Provided data >>
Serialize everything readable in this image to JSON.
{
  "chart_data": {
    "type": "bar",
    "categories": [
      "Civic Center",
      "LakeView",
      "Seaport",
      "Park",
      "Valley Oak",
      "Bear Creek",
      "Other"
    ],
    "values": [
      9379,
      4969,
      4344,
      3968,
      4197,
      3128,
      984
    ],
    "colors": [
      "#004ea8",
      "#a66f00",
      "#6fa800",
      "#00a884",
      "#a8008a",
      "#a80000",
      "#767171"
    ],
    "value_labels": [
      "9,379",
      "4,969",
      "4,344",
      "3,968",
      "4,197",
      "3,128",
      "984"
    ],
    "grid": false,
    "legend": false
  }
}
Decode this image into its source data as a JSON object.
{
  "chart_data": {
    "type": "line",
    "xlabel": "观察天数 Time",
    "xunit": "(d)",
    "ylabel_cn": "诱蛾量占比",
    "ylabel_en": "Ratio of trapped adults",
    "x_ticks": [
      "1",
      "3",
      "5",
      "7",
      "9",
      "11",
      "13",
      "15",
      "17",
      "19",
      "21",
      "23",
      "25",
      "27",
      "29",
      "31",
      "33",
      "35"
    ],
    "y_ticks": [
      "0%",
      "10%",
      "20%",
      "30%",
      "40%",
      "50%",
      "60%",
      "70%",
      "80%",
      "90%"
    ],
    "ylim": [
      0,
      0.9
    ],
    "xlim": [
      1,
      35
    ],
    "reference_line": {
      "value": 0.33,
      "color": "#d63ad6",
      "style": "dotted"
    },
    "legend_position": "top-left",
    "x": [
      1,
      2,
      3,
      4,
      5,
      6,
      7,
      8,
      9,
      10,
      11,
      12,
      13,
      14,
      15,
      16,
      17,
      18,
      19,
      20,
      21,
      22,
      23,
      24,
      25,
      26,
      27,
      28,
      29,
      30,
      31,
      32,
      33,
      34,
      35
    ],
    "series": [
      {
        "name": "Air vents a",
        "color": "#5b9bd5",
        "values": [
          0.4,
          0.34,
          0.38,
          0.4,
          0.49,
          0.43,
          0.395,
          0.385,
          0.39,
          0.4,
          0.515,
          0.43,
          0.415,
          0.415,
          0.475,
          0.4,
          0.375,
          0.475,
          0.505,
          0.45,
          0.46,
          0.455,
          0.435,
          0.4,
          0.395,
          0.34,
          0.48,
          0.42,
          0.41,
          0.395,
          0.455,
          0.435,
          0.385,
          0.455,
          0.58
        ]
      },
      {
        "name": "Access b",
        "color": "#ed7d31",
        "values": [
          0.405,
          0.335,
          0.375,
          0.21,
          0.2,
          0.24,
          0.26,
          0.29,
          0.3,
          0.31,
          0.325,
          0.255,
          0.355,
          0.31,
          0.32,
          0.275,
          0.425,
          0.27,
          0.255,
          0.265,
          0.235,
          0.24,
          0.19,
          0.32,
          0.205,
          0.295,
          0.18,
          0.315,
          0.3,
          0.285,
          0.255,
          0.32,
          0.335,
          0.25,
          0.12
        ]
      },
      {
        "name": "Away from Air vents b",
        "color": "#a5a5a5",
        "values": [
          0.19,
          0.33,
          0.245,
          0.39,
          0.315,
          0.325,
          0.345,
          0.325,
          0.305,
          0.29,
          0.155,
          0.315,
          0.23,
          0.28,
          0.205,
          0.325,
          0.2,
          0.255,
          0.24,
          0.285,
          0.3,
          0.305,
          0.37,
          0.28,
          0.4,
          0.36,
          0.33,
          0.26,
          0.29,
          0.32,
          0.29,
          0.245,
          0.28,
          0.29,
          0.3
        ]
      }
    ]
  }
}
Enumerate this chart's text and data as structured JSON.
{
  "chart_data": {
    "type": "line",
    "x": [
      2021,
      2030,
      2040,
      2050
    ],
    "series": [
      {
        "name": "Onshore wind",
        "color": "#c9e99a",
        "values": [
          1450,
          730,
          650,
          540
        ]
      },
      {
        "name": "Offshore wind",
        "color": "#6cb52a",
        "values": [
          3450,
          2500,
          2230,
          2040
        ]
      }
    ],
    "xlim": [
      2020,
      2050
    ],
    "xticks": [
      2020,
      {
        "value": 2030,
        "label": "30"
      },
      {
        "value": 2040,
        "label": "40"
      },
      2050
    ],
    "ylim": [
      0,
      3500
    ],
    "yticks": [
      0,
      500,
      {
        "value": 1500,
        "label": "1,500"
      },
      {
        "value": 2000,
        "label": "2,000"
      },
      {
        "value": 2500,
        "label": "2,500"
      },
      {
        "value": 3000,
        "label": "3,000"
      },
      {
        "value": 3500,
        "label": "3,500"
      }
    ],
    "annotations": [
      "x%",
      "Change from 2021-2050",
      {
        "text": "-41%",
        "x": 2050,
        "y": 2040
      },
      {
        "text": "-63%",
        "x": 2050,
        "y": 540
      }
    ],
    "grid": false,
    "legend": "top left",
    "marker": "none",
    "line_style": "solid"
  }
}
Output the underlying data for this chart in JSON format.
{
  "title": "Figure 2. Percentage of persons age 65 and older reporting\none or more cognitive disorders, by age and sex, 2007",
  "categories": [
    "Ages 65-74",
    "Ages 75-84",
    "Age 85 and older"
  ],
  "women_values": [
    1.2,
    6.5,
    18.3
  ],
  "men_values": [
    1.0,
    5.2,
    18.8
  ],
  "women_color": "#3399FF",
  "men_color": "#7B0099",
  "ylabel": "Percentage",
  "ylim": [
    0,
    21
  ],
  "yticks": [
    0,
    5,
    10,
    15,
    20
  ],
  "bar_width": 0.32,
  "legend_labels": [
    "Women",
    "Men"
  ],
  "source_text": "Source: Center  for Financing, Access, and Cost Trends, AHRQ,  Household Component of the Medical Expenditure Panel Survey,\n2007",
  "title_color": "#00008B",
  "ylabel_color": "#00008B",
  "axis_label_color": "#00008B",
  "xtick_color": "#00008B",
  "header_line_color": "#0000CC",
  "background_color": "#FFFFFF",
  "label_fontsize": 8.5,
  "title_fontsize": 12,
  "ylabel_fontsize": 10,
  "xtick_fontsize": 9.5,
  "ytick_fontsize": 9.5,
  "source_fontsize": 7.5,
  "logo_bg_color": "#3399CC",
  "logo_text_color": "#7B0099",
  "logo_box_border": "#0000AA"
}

Problem to work on >> Collect the lines of the data that carry the word "older".

Reply >>
  "title": "Figure 2. Percentage of persons age 65 and older reporting\none or more cognitive disorders, by age and sex, 2007",
    "Age 85 and older"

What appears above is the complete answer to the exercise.